EXERCISE BRIEF — Produce the listing below again, exactly as shown.

Start of EXTRACTED DATA

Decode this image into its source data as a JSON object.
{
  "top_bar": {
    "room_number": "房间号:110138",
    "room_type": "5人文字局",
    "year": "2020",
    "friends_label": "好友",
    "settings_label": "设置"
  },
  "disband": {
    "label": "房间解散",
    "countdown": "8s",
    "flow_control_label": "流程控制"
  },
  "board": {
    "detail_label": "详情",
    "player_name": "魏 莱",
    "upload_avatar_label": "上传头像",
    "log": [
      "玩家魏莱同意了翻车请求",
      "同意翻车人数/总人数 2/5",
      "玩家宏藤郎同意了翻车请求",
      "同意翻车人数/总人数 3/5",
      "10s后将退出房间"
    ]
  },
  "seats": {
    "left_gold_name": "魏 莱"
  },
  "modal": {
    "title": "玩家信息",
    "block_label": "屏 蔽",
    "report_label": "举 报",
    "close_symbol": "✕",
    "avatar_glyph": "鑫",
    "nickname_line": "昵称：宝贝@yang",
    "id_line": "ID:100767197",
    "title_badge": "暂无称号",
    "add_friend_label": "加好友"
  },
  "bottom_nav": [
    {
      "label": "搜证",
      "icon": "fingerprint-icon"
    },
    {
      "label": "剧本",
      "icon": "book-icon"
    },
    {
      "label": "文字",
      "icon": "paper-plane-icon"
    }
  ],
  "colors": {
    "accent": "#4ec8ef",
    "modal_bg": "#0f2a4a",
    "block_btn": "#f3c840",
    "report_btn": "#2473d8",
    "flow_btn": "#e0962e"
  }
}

End of EXTRACTED DATA

ANSWER —
Decode this image into its source data as a JSON object.
{
  "top_bar": {
    "room_number": "房间号:110138",
    "room_type": "5人文字局",
    "year": "2020",
    "friends_label": "好友",
    "settings_label": "设置"
  },
  "disband": {
    "label": "房间解散",
    "countdown": "8s",
    "flow_control_label": "流程控制"
  },
  "board": {
    "detail_label": "详情",
    "player_name": "魏 莱",
    "upload_avatar_label": "上传头像",
    "log": [
      "玩家魏莱同意了翻车请求",
      "同意翻车人数/总人数 2/5",
      "玩家宏藤郎同意了翻车请求",
      "同意翻车人数/总人数 3/5",
      "10s后将退出房间"
    ]
  },
  "seats": {
    "left_gold_name": "魏 莱"
  },
  "modal": {
    "title": "玩家信息",
    "block_label": "屏 蔽",
    "report_label": "举 报",
    "close_symbol": "✕",
    "avatar_glyph": "鑫",
    "nickname_line": "昵称：宝贝@yang",
    "id_line": "ID:100767197",
    "title_badge": "暂无称号",
    "add_friend_label": "加好友"
  },
  "bottom_nav": [
    {
      "label": "搜证",
      "icon": "fingerprint-icon"
    },
    {
      "label": "剧本",
      "icon": "book-icon"
    },
    {
      "label": "文字",
      "icon": "paper-plane-icon"
    }
  ],
  "colors": {
    "accent": "#4ec8ef",
    "modal_bg": "#0f2a4a",
    "block_btn": "#f3c840",
    "report_btn": "#2473d8",
    "flow_btn": "#e0962e"
  }
}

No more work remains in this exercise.